Set down each entry from the block beneath, exactly as written.

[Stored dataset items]
## BEGIN

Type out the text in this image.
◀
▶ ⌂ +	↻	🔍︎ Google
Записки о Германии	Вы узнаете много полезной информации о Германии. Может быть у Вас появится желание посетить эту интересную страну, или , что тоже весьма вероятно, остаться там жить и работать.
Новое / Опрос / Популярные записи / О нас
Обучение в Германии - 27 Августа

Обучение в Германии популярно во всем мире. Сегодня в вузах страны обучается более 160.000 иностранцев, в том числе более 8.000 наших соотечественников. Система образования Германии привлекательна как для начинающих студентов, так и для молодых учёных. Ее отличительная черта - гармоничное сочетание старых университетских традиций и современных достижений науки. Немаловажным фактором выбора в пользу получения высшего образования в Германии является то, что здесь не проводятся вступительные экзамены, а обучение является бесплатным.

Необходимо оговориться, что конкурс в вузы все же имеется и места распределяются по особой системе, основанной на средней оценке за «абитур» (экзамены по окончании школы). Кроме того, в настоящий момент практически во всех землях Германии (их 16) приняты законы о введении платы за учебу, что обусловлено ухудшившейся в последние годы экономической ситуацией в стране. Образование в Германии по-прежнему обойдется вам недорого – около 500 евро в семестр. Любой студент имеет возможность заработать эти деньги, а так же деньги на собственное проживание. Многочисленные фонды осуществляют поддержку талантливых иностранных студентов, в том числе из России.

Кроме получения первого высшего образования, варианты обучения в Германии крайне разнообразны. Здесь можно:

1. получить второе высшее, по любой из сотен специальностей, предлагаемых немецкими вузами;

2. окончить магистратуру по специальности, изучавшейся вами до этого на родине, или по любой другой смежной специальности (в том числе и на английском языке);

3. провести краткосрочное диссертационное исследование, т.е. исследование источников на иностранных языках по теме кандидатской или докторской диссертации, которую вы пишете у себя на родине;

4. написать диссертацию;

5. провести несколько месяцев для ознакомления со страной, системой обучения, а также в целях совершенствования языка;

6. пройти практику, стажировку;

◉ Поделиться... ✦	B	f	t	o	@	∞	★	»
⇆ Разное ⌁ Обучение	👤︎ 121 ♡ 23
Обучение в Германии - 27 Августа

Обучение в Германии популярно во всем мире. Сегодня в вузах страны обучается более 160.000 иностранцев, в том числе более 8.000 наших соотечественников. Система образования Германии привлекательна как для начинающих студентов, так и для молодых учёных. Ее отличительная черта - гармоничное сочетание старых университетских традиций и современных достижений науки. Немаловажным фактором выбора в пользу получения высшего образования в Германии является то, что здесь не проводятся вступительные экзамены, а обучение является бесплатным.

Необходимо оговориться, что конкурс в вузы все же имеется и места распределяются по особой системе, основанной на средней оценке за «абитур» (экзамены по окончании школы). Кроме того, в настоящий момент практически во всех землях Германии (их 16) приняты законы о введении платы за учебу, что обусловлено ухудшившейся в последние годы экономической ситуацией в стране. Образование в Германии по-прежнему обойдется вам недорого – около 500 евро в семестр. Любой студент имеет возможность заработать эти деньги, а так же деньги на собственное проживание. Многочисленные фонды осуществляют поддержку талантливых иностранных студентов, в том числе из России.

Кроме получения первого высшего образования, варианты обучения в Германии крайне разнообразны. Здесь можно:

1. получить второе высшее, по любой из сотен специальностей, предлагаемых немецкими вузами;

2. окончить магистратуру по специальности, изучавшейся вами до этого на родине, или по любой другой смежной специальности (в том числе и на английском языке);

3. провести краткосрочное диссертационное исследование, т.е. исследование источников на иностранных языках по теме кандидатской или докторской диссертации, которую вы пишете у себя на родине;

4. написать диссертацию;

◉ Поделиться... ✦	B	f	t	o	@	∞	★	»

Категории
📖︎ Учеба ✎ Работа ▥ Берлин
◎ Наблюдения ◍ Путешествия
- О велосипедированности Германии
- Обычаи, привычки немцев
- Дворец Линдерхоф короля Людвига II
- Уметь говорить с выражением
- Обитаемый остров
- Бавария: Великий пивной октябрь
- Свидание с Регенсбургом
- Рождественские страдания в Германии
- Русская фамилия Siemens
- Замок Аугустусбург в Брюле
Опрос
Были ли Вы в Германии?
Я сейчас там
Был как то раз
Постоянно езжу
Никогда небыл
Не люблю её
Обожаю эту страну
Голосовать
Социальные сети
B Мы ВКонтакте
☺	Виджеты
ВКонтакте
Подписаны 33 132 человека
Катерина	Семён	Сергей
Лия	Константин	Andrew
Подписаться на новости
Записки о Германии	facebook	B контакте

## END

Written reply:
Type out the text in this image.
◀
▶ ⌂ +	↻	🔍︎ Google
Записки о Германии	Вы узнаете много полезной информации о Германии. Может быть у Вас появится желание посетить эту интересную страну, или , что тоже весьма вероятно, остаться там жить и работать.
Новое / Опрос / Популярные записи / О нас
Обучение в Германии - 27 Августа

Обучение в Германии популярно во всем мире. Сегодня в вузах страны обучается более 160.000 иностранцев, в том числе более 8.000 наших соотечественников. Система образования Германии привлекательна как для начинающих студентов, так и для молодых учёных. Ее отличительная черта - гармоничное сочетание старых университетских традиций и современных достижений науки. Немаловажным фактором выбора в пользу получения высшего образования в Германии является то, что здесь не проводятся вступительные экзамены, а обучение является бесплатным.

Необходимо оговориться, что конкурс в вузы все же имеется и места распределяются по особой системе, основанной на средней оценке за «абитур» (экзамены по окончании школы). Кроме того, в настоящий момент практически во всех землях Германии (их 16) приняты законы о введении платы за учебу, что обусловлено ухудшившейся в последние годы экономической ситуацией в стране. Образование в Германии по-прежнему обойдется вам недорого – около 500 евро в семестр. Любой студент имеет возможность заработать эти деньги, а так же деньги на собственное проживание. Многочисленные фонды осуществляют поддержку талантливых иностранных студентов, в том числе из России.

Кроме получения первого высшего образования, варианты обучения в Германии крайне разнообразны. Здесь можно:

1. получить второе высшее, по любой из сотен специальностей, предлагаемых немецкими вузами;

2. окончить магистратуру по специальности, изучавшейся вами до этого на родине, или по любой другой смежной специальности (в том числе и на английском языке);

3. провести краткосрочное диссертационное исследование, т.е. исследование источников на иностранных языках по теме кандидатской или докторской диссертации, которую вы пишете у себя на родине;

4. написать диссертацию;

5. провести несколько месяцев для ознакомления со страной, системой обучения, а также в целях совершенствования языка;

6. пройти практику, стажировку;

◉ Поделиться... ✦	B	f	t	o	@	∞	★	»
⇆ Разное ⌁ Обучение	👤︎ 121 ♡ 23
Обучение в Германии - 27 Августа

Обучение в Германии популярно во всем мире. Сегодня в вузах страны обучается более 160.000 иностранцев, в том числе более 8.000 наших соотечественников. Система образования Германии привлекательна как для начинающих студентов, так и для молодых учёных. Ее отличительная черта - гармоничное сочетание старых университетских традиций и современных достижений науки. Немаловажным фактором выбора в пользу получения высшего образования в Германии является то, что здесь не проводятся вступительные экзамены, а обучение является бесплатным.

Необходимо оговориться, что конкурс в вузы все же имеется и места распределяются по особой системе, основанной на средней оценке за «абитур» (экзамены по окончании школы). Кроме того, в настоящий момент практически во всех землях Германии (их 16) приняты законы о введении платы за учебу, что обусловлено ухудшившейся в последние годы экономической ситуацией в стране. Образование в Германии по-прежнему обойдется вам недорого – около 500 евро в семестр. Любой студент имеет возможность заработать эти деньги, а так же деньги на собственное проживание. Многочисленные фонды осуществляют поддержку талантливых иностранных студентов, в том числе из России.

Кроме получения первого высшего образования, варианты обучения в Германии крайне разнообразны. Здесь можно:

1. получить второе высшее, по любой из сотен специальностей, предлагаемых немецкими вузами;

2. окончить магистратуру по специальности, изучавшейся вами до этого на родине, или по любой другой смежной специальности (в том числе и на английском языке);

3. провести краткосрочное диссертационное исследование, т.е. исследование источников на иностранных языках по теме кандидатской или докторской диссертации, которую вы пишете у себя на родине;

4. написать диссертацию;

◉ Поделиться... ✦	B	f	t	o	@	∞	★	»

Категории
📖︎ Учеба ✎ Работа ▥ Берлин
◎ Наблюдения ◍ Путешествия
- О велосипедированности Германии
- Обычаи, привычки немцев
- Дворец Линдерхоф короля Людвига II
- Уметь говорить с выражением
- Обитаемый остров
- Бавария: Великий пивной октябрь
- Свидание с Регенсбургом
- Рождественские страдания в Германии
- Русская фамилия Siemens
- Замок Аугустусбург в Брюле
Опрос
Были ли Вы в Германии?
Я сейчас там
Был как то раз
Постоянно езжу
Никогда небыл
Не люблю её
Обожаю эту страну
Голосовать
Социальные сети
B Мы ВКонтакте
☺	Виджеты
ВКонтакте
Подписаны 33 132 человека
Катерина	Семён	Сергей
Лия	Константин	Andrew
Подписаться на новости
Записки о Германии	facebook	B контакте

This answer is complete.